= TEXT EXCERPT =
===

Personal information
- Full name: Jacob Andrew Duffy
- Born: 2 August 1994 (age 32) Lumsden, Southland, New Zealand
- Batting: Right-handed
- Bowling: Right-arm fast-medium
- Role: Bowler
- Relations: Ryan Duffy (brother)

International information
- National side: New Zealand (2020–present);
- Test debut (cap 289): 7 August 2025 v Zimbabwe
- Last Test: 18 December 2025 v West Indies
- ODI debut (cap 205): 12 July 2022 v Ireland
- Last ODI: 21 July 2026 v West Indies
- ODI shirt no.: 27
- T20I debut (cap 86): 18 December 2020 v Pakistan
- Last T20I: 8 March 2026 v India
- T20I shirt no.: 27

Domestic team information
- 2011/12–present: Otago
- 2011/12–2017/18: Southland
- 2022: Kent
- 2024: Nottinghamshire
- 2025: Worcestershire
- 2025: Northern Superchargers
- 2026: Royal Challengers Bengaluru

Career statistics
| Competition | Test | ODI | T20I | FC |
| Matches | 4 | 24 | 48 | 112 |
| Runs scored | 78 | 18 | 40 | 1,526 |
| Batting average | 19.50 | 6.00 | 8.00 | 13.15 |
| 100s/50s | 0/0 | 0/0 | 0/0 | 0/3 |
| Top score | 36 | 4* | 9* | 71 |
| Balls bowled | 1,030 | 1,036 | 932 | 20,753 |
| Wickets | 25 | 40 | 62 | 343 |
| Bowling average | 16.28 | 25.30 | 20.25 | 31.58 |
| 5 wickets in innings | 3 | 0 | 0 | 16 |
| 10 wickets in match | 0 | 0 | 0 | 0 |
| Best bowling | 5/34 | 3/35 | 4/14 | 7/89 |
| Catches/stumpings | 2/– | 4/– | 14/– | 44/– |

Medal record
Men's Cricket
Representing New Zealand
ICC T20 World Cup
| Runner-up | 2026 India & Sri Lanka |  |
ICC Champions Trophy
| Runner-up | 2025 Pakistan |  |
- Source: Cricinfo, 21 July 2026

= Jacob Duffy =

New Zealand cricketer (born 1994)

===

[Document layout detection data]
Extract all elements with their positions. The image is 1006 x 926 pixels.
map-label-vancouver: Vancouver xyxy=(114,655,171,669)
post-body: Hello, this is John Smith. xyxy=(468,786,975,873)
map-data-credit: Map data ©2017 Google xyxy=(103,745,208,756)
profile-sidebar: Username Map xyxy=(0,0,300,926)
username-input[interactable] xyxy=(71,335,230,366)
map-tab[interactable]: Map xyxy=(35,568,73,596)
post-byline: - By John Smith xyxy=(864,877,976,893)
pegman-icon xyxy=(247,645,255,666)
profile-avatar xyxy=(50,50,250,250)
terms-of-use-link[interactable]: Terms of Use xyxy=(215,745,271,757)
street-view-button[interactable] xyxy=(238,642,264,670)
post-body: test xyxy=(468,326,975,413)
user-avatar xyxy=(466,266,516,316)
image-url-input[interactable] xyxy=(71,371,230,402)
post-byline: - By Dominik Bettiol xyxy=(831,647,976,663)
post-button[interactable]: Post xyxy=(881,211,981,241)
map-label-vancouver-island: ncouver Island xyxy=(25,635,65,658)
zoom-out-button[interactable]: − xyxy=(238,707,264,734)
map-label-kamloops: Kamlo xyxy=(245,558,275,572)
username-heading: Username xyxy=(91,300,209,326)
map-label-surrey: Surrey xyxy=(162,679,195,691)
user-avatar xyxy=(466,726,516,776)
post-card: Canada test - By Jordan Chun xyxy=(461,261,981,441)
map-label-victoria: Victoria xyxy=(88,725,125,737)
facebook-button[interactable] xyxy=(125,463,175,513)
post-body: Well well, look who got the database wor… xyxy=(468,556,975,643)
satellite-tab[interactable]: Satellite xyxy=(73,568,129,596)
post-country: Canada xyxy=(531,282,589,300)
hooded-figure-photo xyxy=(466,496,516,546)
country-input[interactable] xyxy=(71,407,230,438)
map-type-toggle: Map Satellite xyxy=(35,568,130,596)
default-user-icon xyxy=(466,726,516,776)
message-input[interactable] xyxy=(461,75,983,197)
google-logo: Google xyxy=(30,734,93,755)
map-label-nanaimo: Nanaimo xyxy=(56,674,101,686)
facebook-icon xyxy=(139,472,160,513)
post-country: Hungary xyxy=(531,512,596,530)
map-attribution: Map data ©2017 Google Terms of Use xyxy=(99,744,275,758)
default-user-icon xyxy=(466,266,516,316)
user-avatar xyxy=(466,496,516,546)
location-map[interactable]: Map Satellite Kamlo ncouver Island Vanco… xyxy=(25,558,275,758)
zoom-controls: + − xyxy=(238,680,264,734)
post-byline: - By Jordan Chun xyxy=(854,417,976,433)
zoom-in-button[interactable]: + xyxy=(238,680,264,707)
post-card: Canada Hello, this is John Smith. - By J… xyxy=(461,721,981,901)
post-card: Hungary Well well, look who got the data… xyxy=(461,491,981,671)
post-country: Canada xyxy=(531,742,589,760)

===

= INSTRUCTIONS TO FOLLOW =
State whether each statement agrees with the Jacob Duffy profile, answering yes or no and quoting the profile's deciding words: 1. His Test debut came against Zimbabwe. 2. He bats left-handed. 3. He played for Kent in 2024. The items are not required for what comes next.

= RESULT =
1. Yes: "Test debut (cap 289): 7 August 2025 v Zimbabwe"
2. No: "Batting: Right-handed"
3. No: "2022: Kent"